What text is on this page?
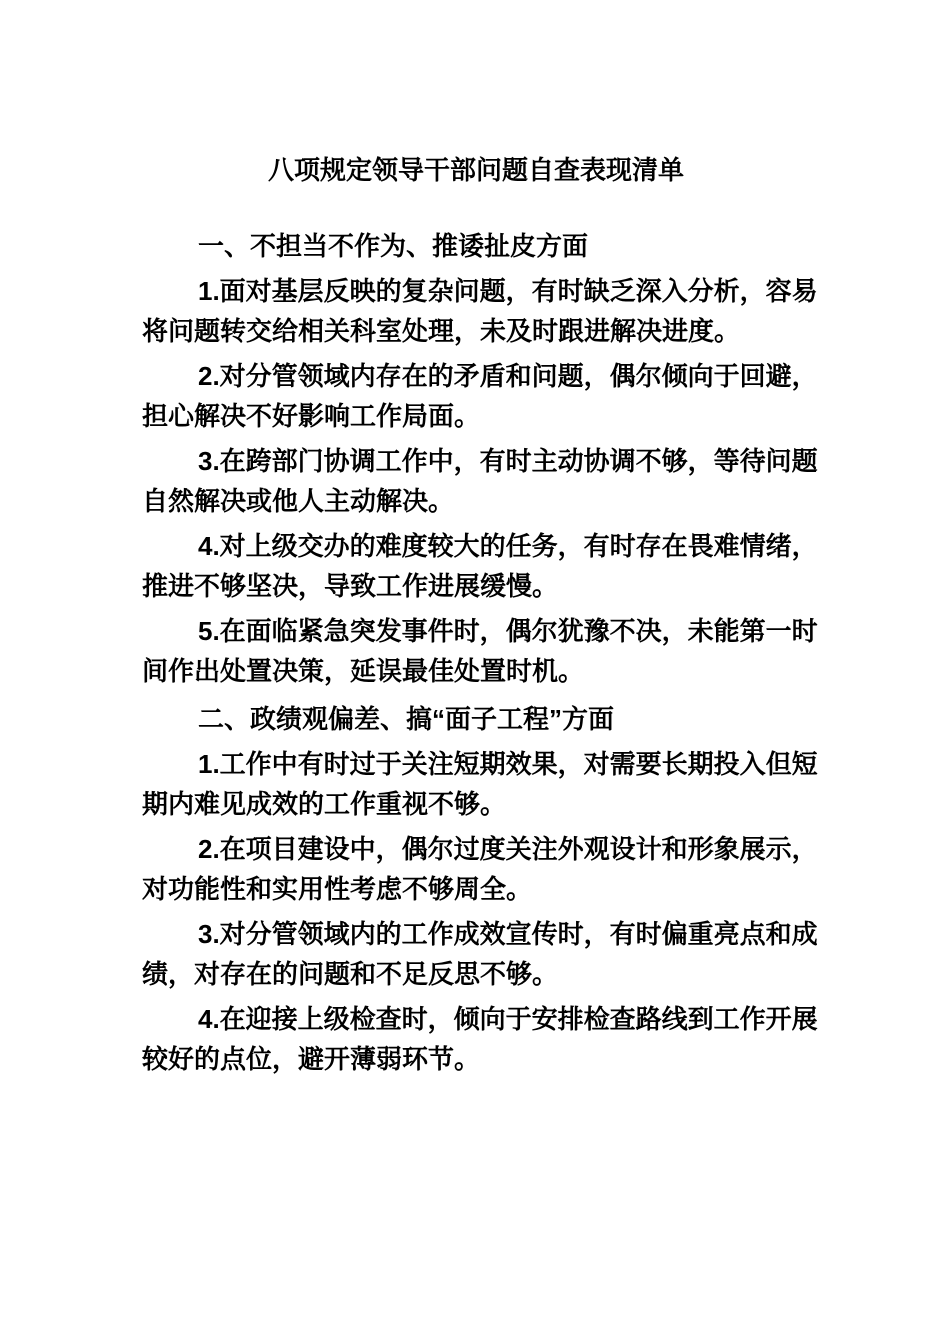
八项规定领导干部问题自查表现清单
一、不担当不作为、推诿扯皮方面
1.面对基层反映的复杂问题，有时缺乏深入分析，容易
将问题转交给相关科室处理，未及时跟进解决进度。
2.对分管领域内存在的矛盾和问题，偶尔倾向于回避，
担心解决不好影响工作局面。
3.在跨部门协调工作中，有时主动协调不够，等待问题
自然解决或他人主动解决。
4.对上级交办的难度较大的任务，有时存在畏难情绪，
推进不够坚决，导致工作进展缓慢。
5.在面临紧急突发事件时，偶尔犹豫不决，未能第一时
间作出处置决策，延误最佳处置时机。
二、政绩观偏差、搞“面子工程”方面
1.工作中有时过于关注短期效果，对需要长期投入但短
期内难见成效的工作重视不够。
2.在项目建设中，偶尔过度关注外观设计和形象展示，
对功能性和实用性考虑不够周全。
3.对分管领域内的工作成效宣传时，有时偏重亮点和成
绩，对存在的问题和不足反思不够。
4.在迎接上级检查时，倾向于安排检查路线到工作开展
较好的点位，避开薄弱环节。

*Set task*: The records above must be echoed exactly, minus their pictures.

*Result of the task*:
What text is on this page?
八项规定领导干部问题自查表现清单
一、不担当不作为、推诿扯皮方面
1.面对基层反映的复杂问题，有时缺乏深入分析，容易
将问题转交给相关科室处理，未及时跟进解决进度。
2.对分管领域内存在的矛盾和问题，偶尔倾向于回避，
担心解决不好影响工作局面。
3.在跨部门协调工作中，有时主动协调不够，等待问题
自然解决或他人主动解决。
4.对上级交办的难度较大的任务，有时存在畏难情绪，
推进不够坚决，导致工作进展缓慢。
5.在面临紧急突发事件时，偶尔犹豫不决，未能第一时
间作出处置决策，延误最佳处置时机。
二、政绩观偏差、搞“面子工程”方面
1.工作中有时过于关注短期效果，对需要长期投入但短
期内难见成效的工作重视不够。
2.在项目建设中，偶尔过度关注外观设计和形象展示，
对功能性和实用性考虑不够周全。
3.对分管领域内的工作成效宣传时，有时偏重亮点和成
绩，对存在的问题和不足反思不够。
4.在迎接上级检查时，倾向于安排检查路线到工作开展
较好的点位，避开薄弱环节。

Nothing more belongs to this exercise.